***** GIVEN RECORDS *****
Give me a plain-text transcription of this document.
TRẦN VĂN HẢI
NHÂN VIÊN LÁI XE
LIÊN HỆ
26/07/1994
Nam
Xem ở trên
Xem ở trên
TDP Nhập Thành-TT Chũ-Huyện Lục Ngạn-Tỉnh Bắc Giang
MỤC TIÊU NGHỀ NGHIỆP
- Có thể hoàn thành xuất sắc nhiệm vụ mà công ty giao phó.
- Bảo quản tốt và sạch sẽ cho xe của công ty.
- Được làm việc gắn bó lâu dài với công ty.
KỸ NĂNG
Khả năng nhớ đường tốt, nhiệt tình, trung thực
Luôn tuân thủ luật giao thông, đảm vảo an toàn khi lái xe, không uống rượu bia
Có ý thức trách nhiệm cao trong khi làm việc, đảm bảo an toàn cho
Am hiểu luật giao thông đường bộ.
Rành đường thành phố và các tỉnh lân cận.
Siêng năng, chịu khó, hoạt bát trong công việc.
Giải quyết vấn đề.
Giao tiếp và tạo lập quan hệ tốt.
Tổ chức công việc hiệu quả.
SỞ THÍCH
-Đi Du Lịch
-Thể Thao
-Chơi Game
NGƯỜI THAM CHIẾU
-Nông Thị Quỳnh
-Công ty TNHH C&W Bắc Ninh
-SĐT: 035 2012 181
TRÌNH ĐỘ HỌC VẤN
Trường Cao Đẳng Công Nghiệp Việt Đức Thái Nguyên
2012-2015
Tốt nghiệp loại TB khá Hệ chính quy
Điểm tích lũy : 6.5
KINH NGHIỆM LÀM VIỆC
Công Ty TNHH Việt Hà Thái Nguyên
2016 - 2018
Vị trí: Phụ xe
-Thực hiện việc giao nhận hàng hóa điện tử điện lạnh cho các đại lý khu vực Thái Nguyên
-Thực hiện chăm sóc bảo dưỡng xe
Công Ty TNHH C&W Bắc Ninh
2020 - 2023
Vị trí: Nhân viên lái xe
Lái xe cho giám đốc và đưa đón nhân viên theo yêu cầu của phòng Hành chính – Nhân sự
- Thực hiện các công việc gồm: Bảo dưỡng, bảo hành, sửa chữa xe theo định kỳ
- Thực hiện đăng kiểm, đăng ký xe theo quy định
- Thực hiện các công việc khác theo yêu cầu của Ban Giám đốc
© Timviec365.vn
*****
§ TO BE DONE
Repeat each entry word for word.

§ ANSWER TO THIS PROBLEM
Give me a plain-text transcription of this document.
TRẦN VĂN HẢI
NHÂN VIÊN LÁI XE
LIÊN HỆ
26/07/1994
Nam
Xem ở trên
Xem ở trên
TDP Nhập Thành-TT Chũ-Huyện Lục Ngạn-Tỉnh Bắc Giang
MỤC TIÊU NGHỀ NGHIỆP
- Có thể hoàn thành xuất sắc nhiệm vụ mà công ty giao phó.
- Bảo quản tốt và sạch sẽ cho xe của công ty.
- Được làm việc gắn bó lâu dài với công ty.
KỸ NĂNG
Khả năng nhớ đường tốt, nhiệt tình, trung thực
Luôn tuân thủ luật giao thông, đảm vảo an toàn khi lái xe, không uống rượu bia
Có ý thức trách nhiệm cao trong khi làm việc, đảm bảo an toàn cho
Am hiểu luật giao thông đường bộ.
Rành đường thành phố và các tỉnh lân cận.
Siêng năng, chịu khó, hoạt bát trong công việc.
Giải quyết vấn đề.
Giao tiếp và tạo lập quan hệ tốt.
Tổ chức công việc hiệu quả.
SỞ THÍCH
-Đi Du Lịch
-Thể Thao
-Chơi Game
NGƯỜI THAM CHIẾU
-Nông Thị Quỳnh
-Công ty TNHH C&W Bắc Ninh
-SĐT: 035 2012 181
TRÌNH ĐỘ HỌC VẤN
Trường Cao Đẳng Công Nghiệp Việt Đức Thái Nguyên
2012-2015
Tốt nghiệp loại TB khá Hệ chính quy
Điểm tích lũy : 6.5
KINH NGHIỆM LÀM VIỆC
Công Ty TNHH Việt Hà Thái Nguyên
2016 - 2018
Vị trí: Phụ xe
-Thực hiện việc giao nhận hàng hóa điện tử điện lạnh cho các đại lý khu vực Thái Nguyên
-Thực hiện chăm sóc bảo dưỡng xe
Công Ty TNHH C&W Bắc Ninh
2020 - 2023
Vị trí: Nhân viên lái xe
Lái xe cho giám đốc và đưa đón nhân viên theo yêu cầu của phòng Hành chính – Nhân sự
- Thực hiện các công việc gồm: Bảo dưỡng, bảo hành, sửa chữa xe theo định kỳ
- Thực hiện đăng kiểm, đăng ký xe theo quy định
- Thực hiện các công việc khác theo yêu cầu của Ban Giám đốc
© Timviec365.vn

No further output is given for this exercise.